** Start Supplied records **

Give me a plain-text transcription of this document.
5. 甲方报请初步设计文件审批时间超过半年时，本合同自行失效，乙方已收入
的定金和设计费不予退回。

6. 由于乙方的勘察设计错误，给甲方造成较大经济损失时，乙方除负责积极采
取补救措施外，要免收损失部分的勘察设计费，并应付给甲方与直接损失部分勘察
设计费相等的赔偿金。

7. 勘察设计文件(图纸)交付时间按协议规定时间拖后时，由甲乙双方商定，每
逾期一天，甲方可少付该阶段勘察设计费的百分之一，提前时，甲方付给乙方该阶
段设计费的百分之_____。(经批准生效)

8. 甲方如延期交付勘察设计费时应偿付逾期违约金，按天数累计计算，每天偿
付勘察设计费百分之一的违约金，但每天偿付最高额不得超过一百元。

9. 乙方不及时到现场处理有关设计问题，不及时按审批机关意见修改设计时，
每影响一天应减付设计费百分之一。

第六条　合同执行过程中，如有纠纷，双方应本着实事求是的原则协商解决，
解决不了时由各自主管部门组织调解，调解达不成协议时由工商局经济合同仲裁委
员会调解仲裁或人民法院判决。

** End Supplied records **

**Problem description:** Retype the material in full, character for character.

**Final answer:**
Give me a plain-text transcription of this document.
5. 甲方报请初步设计文件审批时间超过半年时，本合同自行失效，乙方已收入
的定金和设计费不予退回。

6. 由于乙方的勘察设计错误，给甲方造成较大经济损失时，乙方除负责积极采
取补救措施外，要免收损失部分的勘察设计费，并应付给甲方与直接损失部分勘察
设计费相等的赔偿金。

7. 勘察设计文件(图纸)交付时间按协议规定时间拖后时，由甲乙双方商定，每
逾期一天，甲方可少付该阶段勘察设计费的百分之一，提前时，甲方付给乙方该阶
段设计费的百分之_____。(经批准生效)

8. 甲方如延期交付勘察设计费时应偿付逾期违约金，按天数累计计算，每天偿
付勘察设计费百分之一的违约金，但每天偿付最高额不得超过一百元。

9. 乙方不及时到现场处理有关设计问题，不及时按审批机关意见修改设计时，
每影响一天应减付设计费百分之一。

第六条　合同执行过程中，如有纠纷，双方应本着实事求是的原则协商解决，
解决不了时由各自主管部门组织调解，调解达不成协议时由工商局经济合同仲裁委
员会调解仲裁或人民法院判决。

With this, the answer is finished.